***** Provided records *****
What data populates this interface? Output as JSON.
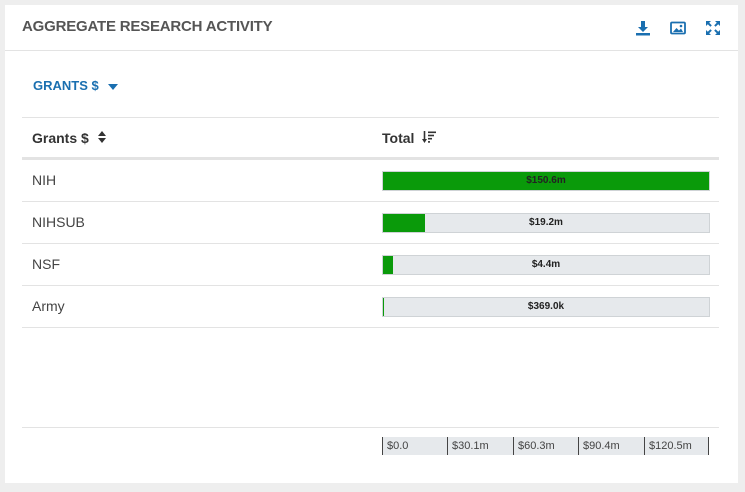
{
  "panel": {
    "title": "AGGREGATE RESEARCH ACTIVITY",
    "icons": [
      "download-icon",
      "image-icon",
      "expand-icon"
    ]
  },
  "dropdown": {
    "label": "GRANTS $"
  },
  "table": {
    "headers": {
      "name": "Grants $",
      "total": "Total"
    },
    "rows": [
      {
        "label": "NIH",
        "value_label": "$150.6m",
        "value": 150.6
      },
      {
        "label": "NIHSUB",
        "value_label": "$19.2m",
        "value": 19.2
      },
      {
        "label": "NSF",
        "value_label": "$4.4m",
        "value": 4.4
      },
      {
        "label": "Army",
        "value_label": "$369.0k",
        "value": 0.369
      }
    ],
    "max_value": 150.6
  },
  "axis": {
    "ticks": [
      "$0.0",
      "$30.1m",
      "$60.3m",
      "$90.4m",
      "$120.5m"
    ]
  },
  "colors": {
    "bar": "#0a9a0a",
    "accent": "#1a6fb0",
    "track": "#e6e9ec"
  }
}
*****
Transcribe all the records above word for word, without their images.

What data populates this interface? Output as JSON.
{
  "panel": {
    "title": "AGGREGATE RESEARCH ACTIVITY",
    "icons": [
      "download-icon",
      "image-icon",
      "expand-icon"
    ]
  },
  "dropdown": {
    "label": "GRANTS $"
  },
  "table": {
    "headers": {
      "name": "Grants $",
      "total": "Total"
    },
    "rows": [
      {
        "label": "NIH",
        "value_label": "$150.6m",
        "value": 150.6
      },
      {
        "label": "NIHSUB",
        "value_label": "$19.2m",
        "value": 19.2
      },
      {
        "label": "NSF",
        "value_label": "$4.4m",
        "value": 4.4
      },
      {
        "label": "Army",
        "value_label": "$369.0k",
        "value": 0.369
      }
    ],
    "max_value": 150.6
  },
  "axis": {
    "ticks": [
      "$0.0",
      "$30.1m",
      "$60.3m",
      "$90.4m",
      "$120.5m"
    ]
  },
  "colors": {
    "bar": "#0a9a0a",
    "accent": "#1a6fb0",
    "track": "#e6e9ec"
  }
}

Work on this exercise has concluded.